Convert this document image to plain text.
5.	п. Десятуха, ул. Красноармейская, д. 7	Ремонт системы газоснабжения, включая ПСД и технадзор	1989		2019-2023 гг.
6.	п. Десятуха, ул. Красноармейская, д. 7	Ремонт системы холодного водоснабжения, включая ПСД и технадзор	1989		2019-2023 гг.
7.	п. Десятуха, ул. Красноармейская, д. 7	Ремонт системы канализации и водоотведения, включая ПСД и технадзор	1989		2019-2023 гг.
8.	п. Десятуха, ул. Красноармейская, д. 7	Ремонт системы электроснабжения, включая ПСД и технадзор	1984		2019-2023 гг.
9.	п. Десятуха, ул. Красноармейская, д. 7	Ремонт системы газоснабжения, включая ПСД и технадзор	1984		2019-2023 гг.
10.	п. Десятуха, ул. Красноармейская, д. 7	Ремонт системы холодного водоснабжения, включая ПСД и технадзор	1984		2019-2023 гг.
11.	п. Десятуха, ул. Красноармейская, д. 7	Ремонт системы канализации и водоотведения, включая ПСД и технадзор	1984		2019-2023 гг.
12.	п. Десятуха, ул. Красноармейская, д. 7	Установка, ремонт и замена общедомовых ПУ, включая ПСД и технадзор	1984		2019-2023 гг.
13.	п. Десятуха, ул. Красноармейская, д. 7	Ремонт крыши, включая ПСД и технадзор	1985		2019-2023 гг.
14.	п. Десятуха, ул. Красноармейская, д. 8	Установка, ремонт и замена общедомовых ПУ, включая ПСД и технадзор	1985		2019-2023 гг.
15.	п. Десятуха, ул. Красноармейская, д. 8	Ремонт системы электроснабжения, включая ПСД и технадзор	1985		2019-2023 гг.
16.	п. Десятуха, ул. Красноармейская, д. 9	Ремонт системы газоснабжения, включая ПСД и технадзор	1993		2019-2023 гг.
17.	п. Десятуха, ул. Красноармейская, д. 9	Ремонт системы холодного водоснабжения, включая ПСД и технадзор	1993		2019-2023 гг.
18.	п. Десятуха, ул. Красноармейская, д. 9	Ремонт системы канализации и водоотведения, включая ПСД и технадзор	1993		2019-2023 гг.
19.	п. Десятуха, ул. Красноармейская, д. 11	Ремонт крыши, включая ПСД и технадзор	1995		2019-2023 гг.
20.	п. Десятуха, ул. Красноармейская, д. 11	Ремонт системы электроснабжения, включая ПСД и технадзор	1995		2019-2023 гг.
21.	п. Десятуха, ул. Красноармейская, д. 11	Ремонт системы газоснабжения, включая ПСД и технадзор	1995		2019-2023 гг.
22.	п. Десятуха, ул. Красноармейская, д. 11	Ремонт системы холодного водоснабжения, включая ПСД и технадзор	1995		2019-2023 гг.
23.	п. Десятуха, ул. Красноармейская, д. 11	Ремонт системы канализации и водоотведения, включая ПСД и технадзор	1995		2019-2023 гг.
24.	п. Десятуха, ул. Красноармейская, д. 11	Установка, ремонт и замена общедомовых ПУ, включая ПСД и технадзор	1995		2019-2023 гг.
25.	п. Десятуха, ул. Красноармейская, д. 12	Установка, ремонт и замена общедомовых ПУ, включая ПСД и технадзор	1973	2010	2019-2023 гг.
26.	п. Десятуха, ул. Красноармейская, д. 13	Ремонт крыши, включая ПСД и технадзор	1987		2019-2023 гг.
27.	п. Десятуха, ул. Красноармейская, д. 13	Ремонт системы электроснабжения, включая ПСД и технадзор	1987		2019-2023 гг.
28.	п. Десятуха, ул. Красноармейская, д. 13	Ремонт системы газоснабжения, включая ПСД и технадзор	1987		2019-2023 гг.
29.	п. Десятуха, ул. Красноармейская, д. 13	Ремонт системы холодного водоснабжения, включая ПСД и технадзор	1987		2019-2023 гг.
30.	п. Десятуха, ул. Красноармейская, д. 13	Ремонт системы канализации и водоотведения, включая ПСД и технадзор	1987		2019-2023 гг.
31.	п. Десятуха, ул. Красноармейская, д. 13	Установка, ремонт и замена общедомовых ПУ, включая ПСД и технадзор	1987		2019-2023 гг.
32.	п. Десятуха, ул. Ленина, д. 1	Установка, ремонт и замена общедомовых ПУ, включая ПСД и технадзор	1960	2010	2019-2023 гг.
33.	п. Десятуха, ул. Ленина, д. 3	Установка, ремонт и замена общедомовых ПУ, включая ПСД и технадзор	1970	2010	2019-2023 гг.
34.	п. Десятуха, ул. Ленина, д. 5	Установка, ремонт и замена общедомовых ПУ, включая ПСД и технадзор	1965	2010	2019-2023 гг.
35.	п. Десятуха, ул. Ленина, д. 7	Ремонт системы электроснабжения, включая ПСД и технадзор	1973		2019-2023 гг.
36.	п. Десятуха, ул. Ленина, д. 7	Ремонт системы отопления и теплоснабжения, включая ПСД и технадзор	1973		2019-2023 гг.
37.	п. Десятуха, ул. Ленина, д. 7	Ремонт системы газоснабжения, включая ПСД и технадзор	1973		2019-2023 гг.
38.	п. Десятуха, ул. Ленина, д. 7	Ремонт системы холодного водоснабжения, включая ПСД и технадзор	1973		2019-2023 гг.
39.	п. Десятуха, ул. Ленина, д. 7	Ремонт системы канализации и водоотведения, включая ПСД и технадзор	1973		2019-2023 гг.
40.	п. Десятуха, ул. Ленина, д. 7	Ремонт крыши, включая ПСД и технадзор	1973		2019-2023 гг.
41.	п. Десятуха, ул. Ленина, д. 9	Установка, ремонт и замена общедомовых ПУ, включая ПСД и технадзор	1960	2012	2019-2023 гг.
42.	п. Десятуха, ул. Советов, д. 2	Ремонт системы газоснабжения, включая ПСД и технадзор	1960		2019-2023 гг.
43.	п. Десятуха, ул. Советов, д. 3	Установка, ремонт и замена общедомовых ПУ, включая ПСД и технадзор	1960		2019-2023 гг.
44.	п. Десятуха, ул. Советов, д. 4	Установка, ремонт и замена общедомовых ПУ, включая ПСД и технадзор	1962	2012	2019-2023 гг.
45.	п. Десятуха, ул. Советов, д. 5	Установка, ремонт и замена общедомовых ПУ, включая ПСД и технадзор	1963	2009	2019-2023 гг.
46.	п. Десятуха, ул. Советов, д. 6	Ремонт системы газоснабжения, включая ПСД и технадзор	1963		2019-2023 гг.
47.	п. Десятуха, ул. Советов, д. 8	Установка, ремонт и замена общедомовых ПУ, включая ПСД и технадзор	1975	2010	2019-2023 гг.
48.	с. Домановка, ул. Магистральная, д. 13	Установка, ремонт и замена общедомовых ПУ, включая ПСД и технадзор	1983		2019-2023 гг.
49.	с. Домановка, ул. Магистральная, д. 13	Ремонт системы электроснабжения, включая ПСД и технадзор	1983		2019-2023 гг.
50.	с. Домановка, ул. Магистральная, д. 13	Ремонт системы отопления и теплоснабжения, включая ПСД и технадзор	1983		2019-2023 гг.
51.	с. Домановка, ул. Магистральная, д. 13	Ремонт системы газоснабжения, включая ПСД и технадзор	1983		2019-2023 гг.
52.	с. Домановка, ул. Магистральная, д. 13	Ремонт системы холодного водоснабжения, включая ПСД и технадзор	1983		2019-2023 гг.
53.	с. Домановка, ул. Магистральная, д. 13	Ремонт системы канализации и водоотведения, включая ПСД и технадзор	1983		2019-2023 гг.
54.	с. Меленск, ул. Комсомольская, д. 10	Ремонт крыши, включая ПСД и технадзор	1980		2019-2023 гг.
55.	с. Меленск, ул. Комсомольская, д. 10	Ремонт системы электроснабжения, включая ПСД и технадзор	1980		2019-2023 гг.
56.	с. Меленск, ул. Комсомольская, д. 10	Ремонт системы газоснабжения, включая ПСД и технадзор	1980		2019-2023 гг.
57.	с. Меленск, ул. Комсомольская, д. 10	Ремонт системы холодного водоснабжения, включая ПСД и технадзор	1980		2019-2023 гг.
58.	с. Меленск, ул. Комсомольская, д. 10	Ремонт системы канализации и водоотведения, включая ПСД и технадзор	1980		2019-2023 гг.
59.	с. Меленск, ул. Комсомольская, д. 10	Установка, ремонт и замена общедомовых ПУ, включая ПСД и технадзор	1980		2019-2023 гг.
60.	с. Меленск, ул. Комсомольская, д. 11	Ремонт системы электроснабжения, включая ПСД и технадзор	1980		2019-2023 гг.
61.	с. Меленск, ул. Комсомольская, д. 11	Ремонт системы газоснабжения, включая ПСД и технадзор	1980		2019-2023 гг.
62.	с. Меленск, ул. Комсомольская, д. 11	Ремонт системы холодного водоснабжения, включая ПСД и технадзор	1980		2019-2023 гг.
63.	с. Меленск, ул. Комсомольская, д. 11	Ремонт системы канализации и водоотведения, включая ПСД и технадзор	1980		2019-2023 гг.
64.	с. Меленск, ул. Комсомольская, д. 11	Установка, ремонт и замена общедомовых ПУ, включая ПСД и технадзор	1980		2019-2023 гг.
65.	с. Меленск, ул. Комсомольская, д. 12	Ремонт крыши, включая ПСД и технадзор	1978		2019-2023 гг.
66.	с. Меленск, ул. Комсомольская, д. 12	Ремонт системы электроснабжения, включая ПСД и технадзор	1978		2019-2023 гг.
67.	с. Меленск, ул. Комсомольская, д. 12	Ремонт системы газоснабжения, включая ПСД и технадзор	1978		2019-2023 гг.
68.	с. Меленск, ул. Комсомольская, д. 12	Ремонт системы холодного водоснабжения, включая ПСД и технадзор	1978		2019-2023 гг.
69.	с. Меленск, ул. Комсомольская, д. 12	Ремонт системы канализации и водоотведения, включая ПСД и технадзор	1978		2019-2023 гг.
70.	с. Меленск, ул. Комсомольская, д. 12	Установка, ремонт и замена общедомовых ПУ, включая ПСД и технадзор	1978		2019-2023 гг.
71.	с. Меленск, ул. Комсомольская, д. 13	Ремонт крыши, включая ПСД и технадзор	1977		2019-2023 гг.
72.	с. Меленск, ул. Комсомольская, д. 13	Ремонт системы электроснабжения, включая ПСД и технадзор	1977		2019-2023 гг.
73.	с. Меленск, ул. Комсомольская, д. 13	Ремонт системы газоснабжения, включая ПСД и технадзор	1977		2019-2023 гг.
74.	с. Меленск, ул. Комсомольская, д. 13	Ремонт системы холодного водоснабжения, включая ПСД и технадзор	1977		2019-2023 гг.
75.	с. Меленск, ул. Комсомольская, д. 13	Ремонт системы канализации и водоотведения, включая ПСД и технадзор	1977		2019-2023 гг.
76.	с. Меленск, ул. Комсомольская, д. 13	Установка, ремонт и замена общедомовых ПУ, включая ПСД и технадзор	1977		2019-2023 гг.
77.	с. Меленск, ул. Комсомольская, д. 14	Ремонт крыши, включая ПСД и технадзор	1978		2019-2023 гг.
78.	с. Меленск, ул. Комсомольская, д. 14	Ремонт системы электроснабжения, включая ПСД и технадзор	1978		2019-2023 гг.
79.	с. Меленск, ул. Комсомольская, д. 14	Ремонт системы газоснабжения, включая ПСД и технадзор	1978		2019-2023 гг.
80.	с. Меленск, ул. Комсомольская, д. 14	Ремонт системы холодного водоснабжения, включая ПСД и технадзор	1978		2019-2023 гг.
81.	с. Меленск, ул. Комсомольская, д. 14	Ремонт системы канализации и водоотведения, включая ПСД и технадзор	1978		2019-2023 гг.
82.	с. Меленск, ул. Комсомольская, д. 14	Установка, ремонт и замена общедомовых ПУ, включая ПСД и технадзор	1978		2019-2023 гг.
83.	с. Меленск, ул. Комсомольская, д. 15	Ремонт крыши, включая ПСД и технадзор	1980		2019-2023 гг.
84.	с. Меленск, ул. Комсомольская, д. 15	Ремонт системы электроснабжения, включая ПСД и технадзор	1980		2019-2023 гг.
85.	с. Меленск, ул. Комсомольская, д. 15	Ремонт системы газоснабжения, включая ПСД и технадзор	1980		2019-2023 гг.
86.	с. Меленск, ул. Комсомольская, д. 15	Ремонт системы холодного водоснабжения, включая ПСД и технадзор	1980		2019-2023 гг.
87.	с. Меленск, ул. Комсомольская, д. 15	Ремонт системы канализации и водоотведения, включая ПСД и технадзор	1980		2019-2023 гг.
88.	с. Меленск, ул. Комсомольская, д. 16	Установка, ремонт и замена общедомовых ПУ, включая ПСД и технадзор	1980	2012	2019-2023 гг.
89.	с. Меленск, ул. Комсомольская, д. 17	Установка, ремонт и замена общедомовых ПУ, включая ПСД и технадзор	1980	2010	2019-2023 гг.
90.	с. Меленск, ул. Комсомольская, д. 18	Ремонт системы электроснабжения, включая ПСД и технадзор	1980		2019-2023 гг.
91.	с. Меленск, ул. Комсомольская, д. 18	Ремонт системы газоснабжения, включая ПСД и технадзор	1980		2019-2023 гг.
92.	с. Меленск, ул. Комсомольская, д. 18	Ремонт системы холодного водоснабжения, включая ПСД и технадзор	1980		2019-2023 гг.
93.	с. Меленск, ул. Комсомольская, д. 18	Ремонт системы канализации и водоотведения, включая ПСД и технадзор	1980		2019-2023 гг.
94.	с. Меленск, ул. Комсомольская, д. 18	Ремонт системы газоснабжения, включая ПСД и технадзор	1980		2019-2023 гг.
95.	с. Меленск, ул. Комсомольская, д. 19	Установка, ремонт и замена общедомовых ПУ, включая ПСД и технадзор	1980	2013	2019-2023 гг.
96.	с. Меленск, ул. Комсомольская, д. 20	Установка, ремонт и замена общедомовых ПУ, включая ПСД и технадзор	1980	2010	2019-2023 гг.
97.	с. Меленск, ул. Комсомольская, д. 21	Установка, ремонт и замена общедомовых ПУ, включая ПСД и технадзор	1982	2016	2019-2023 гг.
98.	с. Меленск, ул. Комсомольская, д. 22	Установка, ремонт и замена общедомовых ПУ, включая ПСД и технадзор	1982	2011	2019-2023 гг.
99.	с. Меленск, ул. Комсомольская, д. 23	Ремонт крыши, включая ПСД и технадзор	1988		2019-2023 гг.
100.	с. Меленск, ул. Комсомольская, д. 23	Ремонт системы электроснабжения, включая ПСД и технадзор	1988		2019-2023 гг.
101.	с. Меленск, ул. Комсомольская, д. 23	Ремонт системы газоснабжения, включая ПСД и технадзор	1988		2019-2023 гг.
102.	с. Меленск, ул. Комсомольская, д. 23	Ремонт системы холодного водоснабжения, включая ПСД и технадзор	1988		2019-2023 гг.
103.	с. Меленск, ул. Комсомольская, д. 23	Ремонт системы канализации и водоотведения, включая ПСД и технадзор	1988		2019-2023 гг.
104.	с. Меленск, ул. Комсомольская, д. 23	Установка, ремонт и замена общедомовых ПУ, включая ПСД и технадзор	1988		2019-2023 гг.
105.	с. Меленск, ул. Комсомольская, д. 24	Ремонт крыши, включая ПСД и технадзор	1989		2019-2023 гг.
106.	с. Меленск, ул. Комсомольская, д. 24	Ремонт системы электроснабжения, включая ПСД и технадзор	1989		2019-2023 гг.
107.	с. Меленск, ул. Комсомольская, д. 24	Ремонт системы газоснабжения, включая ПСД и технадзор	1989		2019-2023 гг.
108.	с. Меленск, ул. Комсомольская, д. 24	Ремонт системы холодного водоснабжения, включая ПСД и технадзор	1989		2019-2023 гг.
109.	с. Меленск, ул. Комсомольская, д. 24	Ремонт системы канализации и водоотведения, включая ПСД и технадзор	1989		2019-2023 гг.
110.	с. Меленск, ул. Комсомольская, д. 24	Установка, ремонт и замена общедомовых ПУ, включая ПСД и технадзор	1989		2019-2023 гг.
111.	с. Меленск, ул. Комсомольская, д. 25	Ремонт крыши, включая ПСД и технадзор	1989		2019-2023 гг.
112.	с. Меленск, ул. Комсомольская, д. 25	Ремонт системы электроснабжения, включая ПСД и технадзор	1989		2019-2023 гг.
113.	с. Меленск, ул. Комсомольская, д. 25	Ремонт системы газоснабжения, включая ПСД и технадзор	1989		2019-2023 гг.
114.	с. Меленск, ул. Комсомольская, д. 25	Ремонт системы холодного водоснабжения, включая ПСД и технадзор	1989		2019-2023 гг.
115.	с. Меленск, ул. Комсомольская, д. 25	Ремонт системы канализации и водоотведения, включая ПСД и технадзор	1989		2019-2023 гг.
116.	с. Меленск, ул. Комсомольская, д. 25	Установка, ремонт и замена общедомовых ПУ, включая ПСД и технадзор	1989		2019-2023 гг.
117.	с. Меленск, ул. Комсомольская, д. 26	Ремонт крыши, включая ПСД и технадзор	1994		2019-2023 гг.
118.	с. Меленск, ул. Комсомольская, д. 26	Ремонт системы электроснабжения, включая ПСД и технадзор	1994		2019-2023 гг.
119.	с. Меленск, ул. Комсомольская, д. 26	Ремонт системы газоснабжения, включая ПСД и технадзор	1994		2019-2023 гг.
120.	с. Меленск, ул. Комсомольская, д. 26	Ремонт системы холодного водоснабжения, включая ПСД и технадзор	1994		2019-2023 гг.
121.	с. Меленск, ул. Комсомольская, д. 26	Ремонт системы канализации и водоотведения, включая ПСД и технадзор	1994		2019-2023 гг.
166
==================================================
Goal — Set out every line from the material that contains the string "теплоснабжения".

Answer to the exercise —
36.	п. Десятуха, ул. Ленина, д. 7	Ремонт системы отопления и теплоснабжения, включая ПСД и технадзор	1973		2019-2023 гг.
50.	с. Домановка, ул. Магистральная, д. 13	Ремонт системы отопления и теплоснабжения, включая ПСД и технадзор	1983		2019-2023 гг.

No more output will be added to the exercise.